It is important to distinguish between the NGO and the QUANGO. Where the NGO falls into the first sector of societal organization, the latter falls into the first sector because it is dependent upon and reports to government and because it operates autonomously with its own budget. The QUANGO often involves activities such as operation of national museums, schools, and research institutes that compete with NGOs for funding. The U.S. Agency for International Development prefers to fund NGOs and not QUANGOs but face problems in doing so because governments in Eastern Europe are short of funds to operate the QUANGOs thus try to channel funds to them. For this reason, governments often make the registration and operation of NGOs difficult, thus reducing competition for funds. That civil society defines the sphere of activity separate from the state clearly emerges in the burgeoning literature on the role of citizens in East Central Europe. Recent books have theorized in different ways about how civil society is defined by the dynamic of and tensions between the state and non-state activity. These authors include Ernest Gellner (1994), Jean L. Cohen, (1992), Andrew Arato (1992), and Adam Seligman (1995).
In this literature the strand of the civil society tradition that is most relevant in Eastern Europe is the one that calls for intellectuals to oppose the ruling intelligentsia who blindly support statist power. Its main feature is that it separates civil society sharply from the state. That is why it was so attractive to intellectuals who have not wanted to end the state's heavy hand that too often stands for the status quo rather than change. The majority of Eastern European political dissidents (such as, Miklos Haraszti, Kis Janos, and Victor Orban) argued that civil society, in its traditional forms, has been endangered by collectivism, etatization of social structures, and regimentation (Stokes, 1996: passim).
The so called intelligentsia who sought simple communist solutions justified its role as the 'vanguard of society.' They helped the communists to construct a new class of bureaucratic apparatchik and ruling elites later defined as nomenklatura (Gellner, 1991: 495). In the meantime, humanist intellectuals who questioned power and opposed censorship were allowed to go on working in peripheral positions, but only so long as they did not overtly challenge the state's authority.
In its early stages, the process of collectivization and heavy bureaucratization was justified by the intelligentsia who helped the communists preach to the workers that nationalization would benefit the masses. The result was destruction of intermediary networks. Thus, the complicity of the statist-oriented intellectuals helped destroy the societal networks that promoted civic articulation between the state and society. In destroying the interstitial "tissue" of the social construct in different degrees in all Eastern European countries, pro-state intellectuals did so because they knew that civil society threatened the very nature of the communist ideology upon which they fed, literally and figuratively.

§ **Exercise task 1**:
Recast the entries, from their start up to and including the line that contains "The thermal energy 60 is at (633, 248).", as a numbered list without blank lines. Omit the pictures.
§ **Exercise task 2**:
Continue the passage on civil society and intellectuals in Eastern Europe from the point where it stops.

§ **Record extracts**:
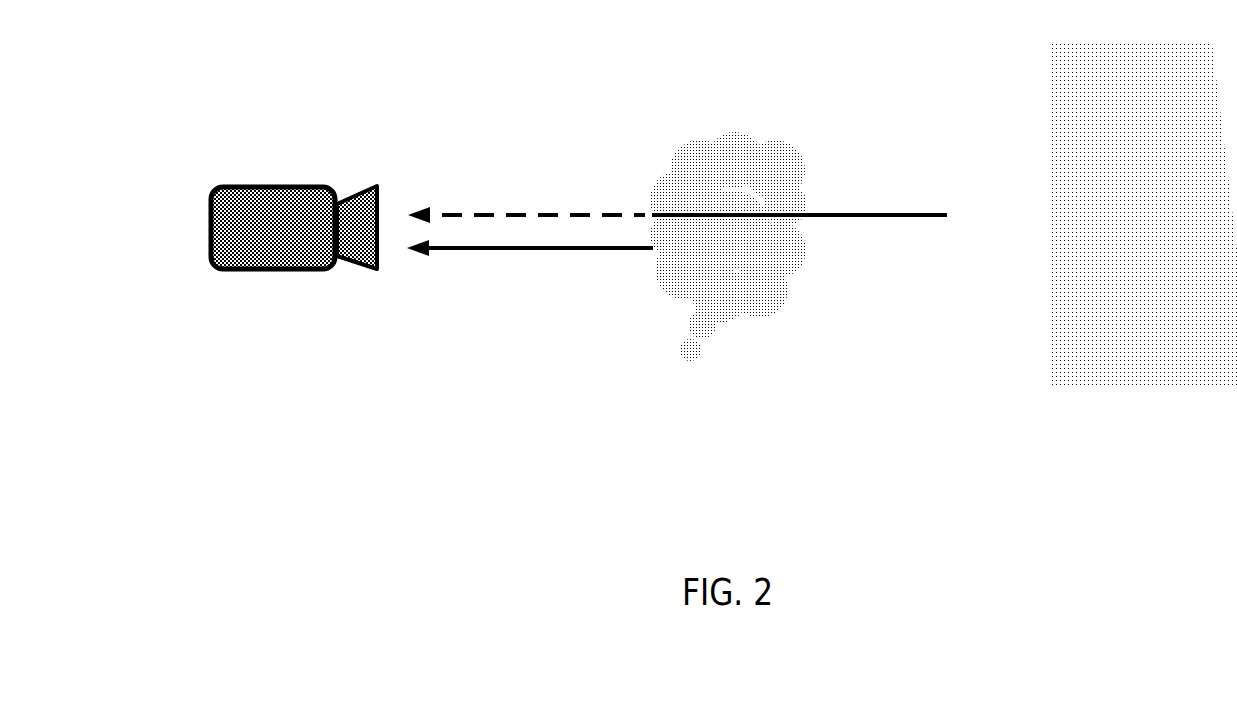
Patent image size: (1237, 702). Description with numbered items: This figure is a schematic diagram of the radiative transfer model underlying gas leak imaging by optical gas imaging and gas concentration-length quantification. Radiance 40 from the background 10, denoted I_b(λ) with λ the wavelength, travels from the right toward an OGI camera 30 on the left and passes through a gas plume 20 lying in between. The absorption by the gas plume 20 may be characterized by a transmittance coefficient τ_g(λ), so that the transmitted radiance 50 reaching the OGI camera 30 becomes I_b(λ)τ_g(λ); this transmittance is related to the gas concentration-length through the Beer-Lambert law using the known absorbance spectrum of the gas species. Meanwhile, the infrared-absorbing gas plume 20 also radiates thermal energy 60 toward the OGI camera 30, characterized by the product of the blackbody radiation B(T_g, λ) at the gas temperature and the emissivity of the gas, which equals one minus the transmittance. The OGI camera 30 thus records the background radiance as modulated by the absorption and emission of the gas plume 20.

The background 10 is at (1110, 250).
The gas plume 20 is at (745, 170).
The OGI camera 30 is at (265, 205).
The radiance 40 is at (910, 214).
The transmitted radiance 50 is at (608, 214).
The thermal energy 60 is at (633, 248).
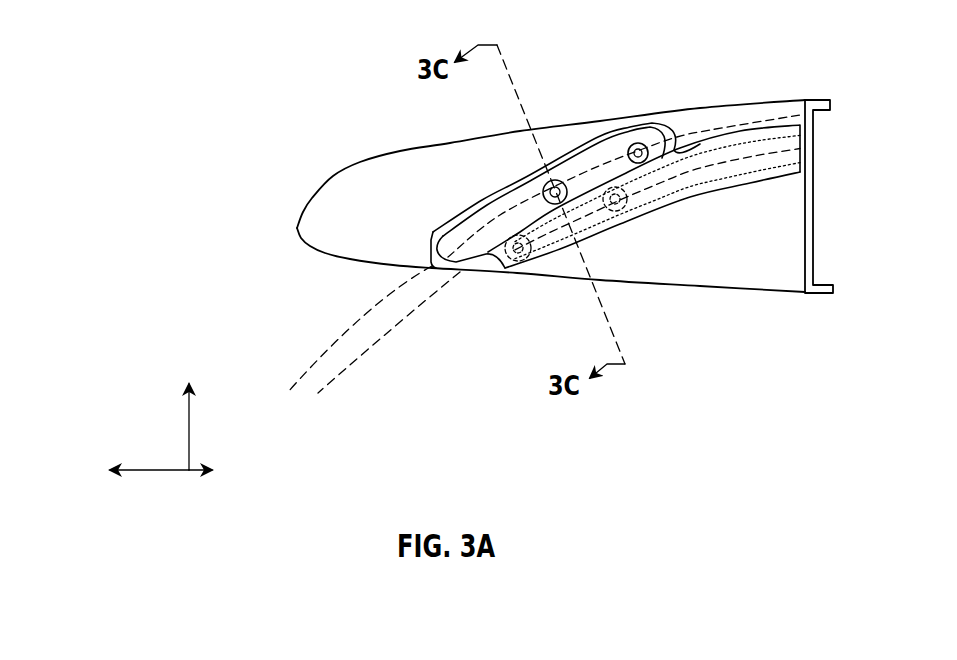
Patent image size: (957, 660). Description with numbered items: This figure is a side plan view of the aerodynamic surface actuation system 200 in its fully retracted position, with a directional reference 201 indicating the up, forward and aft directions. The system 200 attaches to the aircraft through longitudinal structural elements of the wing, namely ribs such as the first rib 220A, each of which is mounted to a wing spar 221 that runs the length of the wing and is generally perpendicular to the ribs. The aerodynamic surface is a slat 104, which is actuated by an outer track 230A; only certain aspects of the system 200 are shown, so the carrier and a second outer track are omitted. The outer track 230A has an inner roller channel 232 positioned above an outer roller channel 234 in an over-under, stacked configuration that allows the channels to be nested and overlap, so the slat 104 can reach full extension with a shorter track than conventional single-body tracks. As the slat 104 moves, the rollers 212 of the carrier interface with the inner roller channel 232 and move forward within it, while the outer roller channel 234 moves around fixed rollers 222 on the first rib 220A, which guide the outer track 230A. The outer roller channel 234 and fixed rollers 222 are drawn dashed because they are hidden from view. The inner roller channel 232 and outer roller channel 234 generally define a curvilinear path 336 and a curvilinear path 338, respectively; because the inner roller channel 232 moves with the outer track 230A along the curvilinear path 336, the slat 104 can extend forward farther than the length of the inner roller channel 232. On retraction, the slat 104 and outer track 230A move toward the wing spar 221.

The aerodynamic surface actuation system 200 is at (236, 46).
The coordinate reference frame 201 is at (146, 420).
The slat 104 is at (427, 147).
The rollers 212 is at (545, 186).
The fixed rollers 222 is at (518, 262).
The inner roller channel 232 is at (493, 205).
The outer roller channel 234 is at (688, 190).
The outer track 230A is at (744, 192).
The first rib 220A is at (752, 292).
The wing spar 221 is at (810, 100).
The curvilinear path 336 is at (338, 342).
The curvilinear path 338 is at (370, 348).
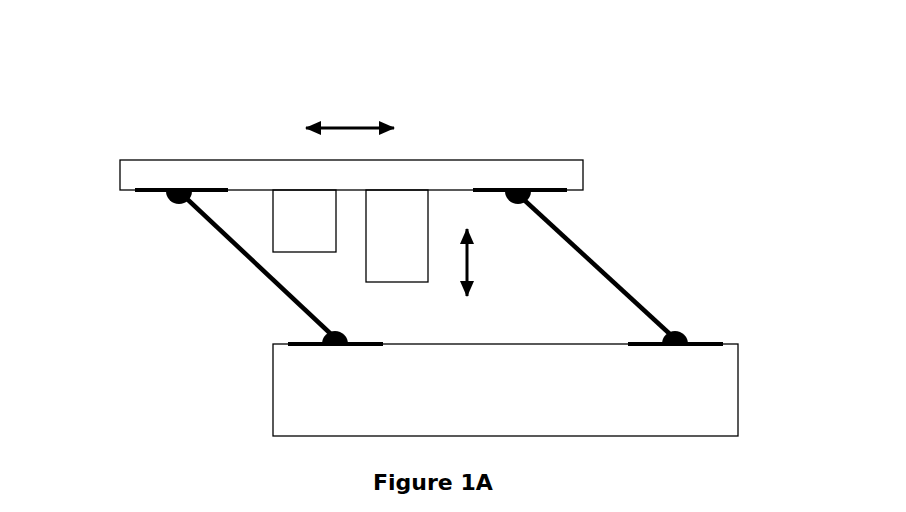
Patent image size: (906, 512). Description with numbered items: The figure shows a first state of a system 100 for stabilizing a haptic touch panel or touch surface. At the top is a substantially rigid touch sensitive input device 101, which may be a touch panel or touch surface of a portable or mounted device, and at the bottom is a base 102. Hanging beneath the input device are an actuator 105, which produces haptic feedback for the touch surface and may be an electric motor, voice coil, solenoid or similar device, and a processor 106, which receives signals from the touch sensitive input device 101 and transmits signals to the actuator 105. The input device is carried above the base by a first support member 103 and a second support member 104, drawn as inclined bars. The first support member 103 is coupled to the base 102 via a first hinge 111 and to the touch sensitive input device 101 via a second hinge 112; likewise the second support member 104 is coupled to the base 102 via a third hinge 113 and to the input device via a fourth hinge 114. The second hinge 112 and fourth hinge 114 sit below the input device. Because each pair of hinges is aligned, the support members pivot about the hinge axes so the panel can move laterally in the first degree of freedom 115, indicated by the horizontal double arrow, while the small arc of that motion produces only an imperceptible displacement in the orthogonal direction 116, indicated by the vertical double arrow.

The system 100 is at (521, 94).
The touch sensitive input device 101 is at (573, 183).
The base 102 is at (728, 430).
The first support member 103 is at (226, 256).
The second support member 104 is at (647, 277).
The actuator 105 is at (326, 245).
The processor 106 is at (418, 276).
The first hinge 111 is at (288, 326).
The second hinge 112 is at (150, 225).
The third hinge 113 is at (702, 316).
The fourth hinge 114 is at (570, 209).
The first degree of freedom 115 is at (365, 114).
The orthogonal direction 116 is at (520, 276).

§ **Task response 1**:
1. Patent image size: (1237, 702). Description with numbered items: This figure is a schematic diagram of the radiative transfer model underlying gas leak imaging by optical gas imaging and gas concentration-length quantification. Radiance 40 from the background 10, denoted I_b(λ) with λ the wavelength, travels from the right toward an OGI camera 30 on the left and passes through a gas plume 20 lying in between. The absorption by the gas plume 20 may be characterized by a transmittance coefficient τ_g(λ), so that the transmitted radiance 50 reaching the OGI camera 30 becomes I_b(λ)τ_g(λ); this transmittance is related to the gas concentration-length through the Beer-Lambert law using the known absorbance spectrum of the gas species. Meanwhile, the infrared-absorbing gas plume 20 also radiates thermal energy 60 toward the OGI camera 30, characterized by the product of the blackbody radiation B(T_g, λ) at the gas temperature and the emissivity of the gas, which equals one minus the transmittance. The OGI camera 30 thus records the background radiance as modulated by the absorption and emission of the gas plume 20.
2. The background 10 is at (1110, 250).
3. The gas plume 20 is at (745, 170).
4. The OGI camera 30 is at (265, 205).
5. The radiance 40 is at (910, 214).
6. The transmitted radiance 50 is at (608, 214).
7. The thermal energy 60 is at (633, 248).

§ **Task response 2**:
Although, when the communists had seized power in the Eastern Europe of the late-1940's, anti-state intellectuals (including writers, philosophers, and sociologists) had theorized about idealistic future society, that impractical approach later gave way to realism about how to make day-to-day life livable. For example the Polish dissident Adam Michnik, one of the founders in 1978 of KOR , called for a strategy of "self-organization" in the Community for Social Self-Defense. This dissident movement was established originally to provide legal and material assistance to the families of workers imprisoned after the 1976 strikes (Jan Jósef Lipski, KOR A History of the Workers' Defense Committee in Poland 1976-1981, 1985: 183). Later KOR became the base for a strategically coherent movement of mass organized protest that would become Solidarity.
The emergence of several independent organizations began implicitly to challenge the state power such as the Polish chapter of Amnesty International (ROPCiO, the Polish acronym), the Nationalist Confederation for Independent Poland, and the incipient Free Trade Union, each with their own publications, .
In Czechoslovakia, two important political dissident thinkers emerged by the late 1970s. Vacláv Havel called for people to "live within the truth," independently of official structures, and even to ignore the official political system (Havel, The Power of the Powerless, 1990: 45). Vaclav Benda called on population to "remobilize" within the civil society (The Parallel Polis, 1978: 15). The break with the régime was implicitly contained in dissidents rhetoric, but it never reached maturity under these repressive regimes. Only later did it constitute itself into a serious challenge to the state.
In Hungary, philosopher György Konrad argued in his 1976 book Antipolitics that all power is antihuman, and therefore so is all politics. He called for destatification and an antipolitical, democratic opposition in his analysis of the issues of transition in East-Central Europe.
By the late 1970s the so-called remobilization of the population (especially including intellectuals) to work for the good of the state had run into trouble in Eastern Europe, as can be seen in the social and political science literature from Hungary. Studies of that time begun to observe the cleavage and interaction between the official and the alternative or "second society" (Hankiss, 1990: 147).
The emergence of an embryonic civil society in the 70s and the 80s with semi-autonomies and semi-liberties were possible mostly in the relaxed communist environment like that of Kadar, or Edward Gierek's Poland, but it could never develop into a truly autonomous alternative (Tismaneanu, 1996:144).
Political stirrings in Eastern Europe took off gradually, then, first in rather ensconced forms such as "flying university" lectures and writings in Samizdat publications (Berend, 1983:10). Later came participation in informal self-educational groups. The rise of organizations that pursued independent activities and the assumption of individual responsibility first became evident in Poland where the churches led in creating independent space for thought (Jan Jósef Lipski, KOR A History of the Workers' Defense Committee in Poland 1976-1981, 1985: 90).
Championing the national rejection of communism, KOR and Solidarity in Poland embodied a full-fledged and convincing alternative to the communist regime, contributing to the collapse of communist ideology even before the system imploded politically and economically in 1989 (Jan Jósef Lipski, KOR A History of the Workers' Defense Committee in Poland 1976-1981, 1985: passim).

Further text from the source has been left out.